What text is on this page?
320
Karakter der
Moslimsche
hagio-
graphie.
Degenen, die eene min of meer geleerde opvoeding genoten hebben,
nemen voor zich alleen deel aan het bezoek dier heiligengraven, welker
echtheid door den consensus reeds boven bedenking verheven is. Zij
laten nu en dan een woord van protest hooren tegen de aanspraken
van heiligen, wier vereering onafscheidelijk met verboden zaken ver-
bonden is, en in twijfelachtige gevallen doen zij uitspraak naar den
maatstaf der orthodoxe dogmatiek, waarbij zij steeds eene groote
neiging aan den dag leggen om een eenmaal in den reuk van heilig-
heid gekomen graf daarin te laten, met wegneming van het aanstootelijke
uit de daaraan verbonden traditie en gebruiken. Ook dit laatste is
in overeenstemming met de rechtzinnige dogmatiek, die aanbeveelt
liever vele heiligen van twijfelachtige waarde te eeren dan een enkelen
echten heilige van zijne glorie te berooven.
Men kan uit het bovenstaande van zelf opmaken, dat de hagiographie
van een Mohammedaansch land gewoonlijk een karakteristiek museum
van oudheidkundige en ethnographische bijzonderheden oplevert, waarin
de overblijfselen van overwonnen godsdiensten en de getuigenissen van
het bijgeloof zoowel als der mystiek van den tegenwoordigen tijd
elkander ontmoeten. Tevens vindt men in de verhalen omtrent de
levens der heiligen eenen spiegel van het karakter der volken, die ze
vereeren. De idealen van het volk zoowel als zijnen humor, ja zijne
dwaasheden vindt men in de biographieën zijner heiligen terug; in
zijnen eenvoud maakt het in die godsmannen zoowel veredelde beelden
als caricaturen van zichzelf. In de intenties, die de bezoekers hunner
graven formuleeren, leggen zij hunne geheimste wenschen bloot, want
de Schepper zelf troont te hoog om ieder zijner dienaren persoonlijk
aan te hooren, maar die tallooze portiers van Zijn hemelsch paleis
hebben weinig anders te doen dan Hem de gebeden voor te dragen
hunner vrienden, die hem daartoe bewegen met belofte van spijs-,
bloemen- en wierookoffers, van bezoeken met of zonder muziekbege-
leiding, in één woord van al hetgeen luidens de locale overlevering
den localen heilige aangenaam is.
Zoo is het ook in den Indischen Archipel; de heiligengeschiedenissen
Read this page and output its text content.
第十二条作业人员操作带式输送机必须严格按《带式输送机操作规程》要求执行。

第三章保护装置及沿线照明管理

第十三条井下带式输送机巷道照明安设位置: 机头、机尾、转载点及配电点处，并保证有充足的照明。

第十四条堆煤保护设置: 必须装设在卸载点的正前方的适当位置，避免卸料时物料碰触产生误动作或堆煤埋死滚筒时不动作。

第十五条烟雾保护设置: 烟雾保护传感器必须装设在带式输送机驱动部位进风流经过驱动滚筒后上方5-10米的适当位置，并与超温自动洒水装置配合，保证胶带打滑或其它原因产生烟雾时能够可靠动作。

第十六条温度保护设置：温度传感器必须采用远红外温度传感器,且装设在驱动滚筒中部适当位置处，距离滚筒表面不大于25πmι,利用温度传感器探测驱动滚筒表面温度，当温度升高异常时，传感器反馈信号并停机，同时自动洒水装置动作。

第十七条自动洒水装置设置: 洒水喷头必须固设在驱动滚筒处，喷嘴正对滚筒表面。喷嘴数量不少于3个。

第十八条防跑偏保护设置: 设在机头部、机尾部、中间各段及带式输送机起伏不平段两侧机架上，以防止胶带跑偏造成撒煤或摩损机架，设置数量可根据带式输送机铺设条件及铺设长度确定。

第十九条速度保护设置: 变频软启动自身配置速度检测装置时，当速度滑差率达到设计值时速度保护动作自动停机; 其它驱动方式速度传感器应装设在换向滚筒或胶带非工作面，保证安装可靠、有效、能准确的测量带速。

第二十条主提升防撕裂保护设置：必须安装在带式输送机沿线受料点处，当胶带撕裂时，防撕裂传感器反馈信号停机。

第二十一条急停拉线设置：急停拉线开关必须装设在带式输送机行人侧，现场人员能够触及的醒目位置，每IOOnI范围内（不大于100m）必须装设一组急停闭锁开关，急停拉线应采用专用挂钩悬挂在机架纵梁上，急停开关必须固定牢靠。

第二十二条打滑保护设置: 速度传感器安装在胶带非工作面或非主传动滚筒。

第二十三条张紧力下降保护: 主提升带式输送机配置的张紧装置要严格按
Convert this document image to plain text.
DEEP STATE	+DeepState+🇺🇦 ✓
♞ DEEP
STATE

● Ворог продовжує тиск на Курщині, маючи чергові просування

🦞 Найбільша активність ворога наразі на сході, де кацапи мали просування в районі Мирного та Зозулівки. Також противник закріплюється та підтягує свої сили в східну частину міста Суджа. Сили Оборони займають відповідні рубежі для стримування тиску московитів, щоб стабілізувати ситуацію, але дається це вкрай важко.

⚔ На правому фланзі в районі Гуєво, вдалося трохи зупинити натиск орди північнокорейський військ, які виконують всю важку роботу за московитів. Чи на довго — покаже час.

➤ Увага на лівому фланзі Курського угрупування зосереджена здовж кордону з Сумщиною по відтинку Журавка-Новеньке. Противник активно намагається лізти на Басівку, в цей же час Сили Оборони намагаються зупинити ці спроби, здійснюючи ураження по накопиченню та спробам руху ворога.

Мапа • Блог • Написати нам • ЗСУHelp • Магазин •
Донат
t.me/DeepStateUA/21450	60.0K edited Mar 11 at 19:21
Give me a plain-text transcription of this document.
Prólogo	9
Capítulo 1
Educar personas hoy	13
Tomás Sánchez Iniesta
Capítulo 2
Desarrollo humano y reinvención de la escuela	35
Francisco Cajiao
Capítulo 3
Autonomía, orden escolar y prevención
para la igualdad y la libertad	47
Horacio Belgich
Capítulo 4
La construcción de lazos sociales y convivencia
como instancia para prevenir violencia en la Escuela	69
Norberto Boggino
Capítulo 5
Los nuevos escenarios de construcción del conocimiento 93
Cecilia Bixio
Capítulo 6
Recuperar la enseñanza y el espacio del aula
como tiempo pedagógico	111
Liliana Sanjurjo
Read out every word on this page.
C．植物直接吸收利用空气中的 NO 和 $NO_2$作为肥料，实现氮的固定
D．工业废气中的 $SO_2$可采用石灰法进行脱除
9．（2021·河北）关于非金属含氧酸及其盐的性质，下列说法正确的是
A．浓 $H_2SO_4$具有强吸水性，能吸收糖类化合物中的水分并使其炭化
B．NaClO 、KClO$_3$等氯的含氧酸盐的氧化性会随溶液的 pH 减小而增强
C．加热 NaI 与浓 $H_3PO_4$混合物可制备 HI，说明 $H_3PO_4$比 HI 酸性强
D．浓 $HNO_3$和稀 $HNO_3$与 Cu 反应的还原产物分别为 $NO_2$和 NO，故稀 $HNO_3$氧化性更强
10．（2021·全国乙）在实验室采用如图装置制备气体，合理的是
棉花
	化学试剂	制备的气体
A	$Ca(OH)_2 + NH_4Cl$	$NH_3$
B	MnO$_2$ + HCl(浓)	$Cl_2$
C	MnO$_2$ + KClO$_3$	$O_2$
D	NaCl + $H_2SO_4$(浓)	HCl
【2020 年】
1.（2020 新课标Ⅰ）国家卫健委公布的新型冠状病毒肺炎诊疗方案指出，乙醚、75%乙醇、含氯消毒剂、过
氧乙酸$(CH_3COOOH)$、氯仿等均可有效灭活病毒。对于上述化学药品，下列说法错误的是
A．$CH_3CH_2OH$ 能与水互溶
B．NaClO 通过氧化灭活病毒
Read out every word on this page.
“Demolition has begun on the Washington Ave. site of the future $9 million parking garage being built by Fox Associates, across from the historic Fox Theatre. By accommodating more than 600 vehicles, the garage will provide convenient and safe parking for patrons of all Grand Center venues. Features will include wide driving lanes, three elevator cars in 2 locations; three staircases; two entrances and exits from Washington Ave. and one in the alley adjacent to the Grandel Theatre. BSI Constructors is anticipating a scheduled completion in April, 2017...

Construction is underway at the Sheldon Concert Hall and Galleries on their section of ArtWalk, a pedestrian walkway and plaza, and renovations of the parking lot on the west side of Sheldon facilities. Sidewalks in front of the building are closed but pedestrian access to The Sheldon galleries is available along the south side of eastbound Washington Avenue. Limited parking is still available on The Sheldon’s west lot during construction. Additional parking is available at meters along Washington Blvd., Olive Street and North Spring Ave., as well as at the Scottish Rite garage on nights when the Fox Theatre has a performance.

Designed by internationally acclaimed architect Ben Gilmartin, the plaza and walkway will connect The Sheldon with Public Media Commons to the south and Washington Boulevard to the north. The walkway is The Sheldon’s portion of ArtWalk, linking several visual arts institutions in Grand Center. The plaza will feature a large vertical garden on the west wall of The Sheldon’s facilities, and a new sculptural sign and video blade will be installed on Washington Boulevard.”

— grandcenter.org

## [Problem]
Lines that hold "para" are the ones to copy; find all of them.

## [Answer to this problem]
para la igualdad y la libertad	47
como instancia para prevenir violencia en la Escuela	69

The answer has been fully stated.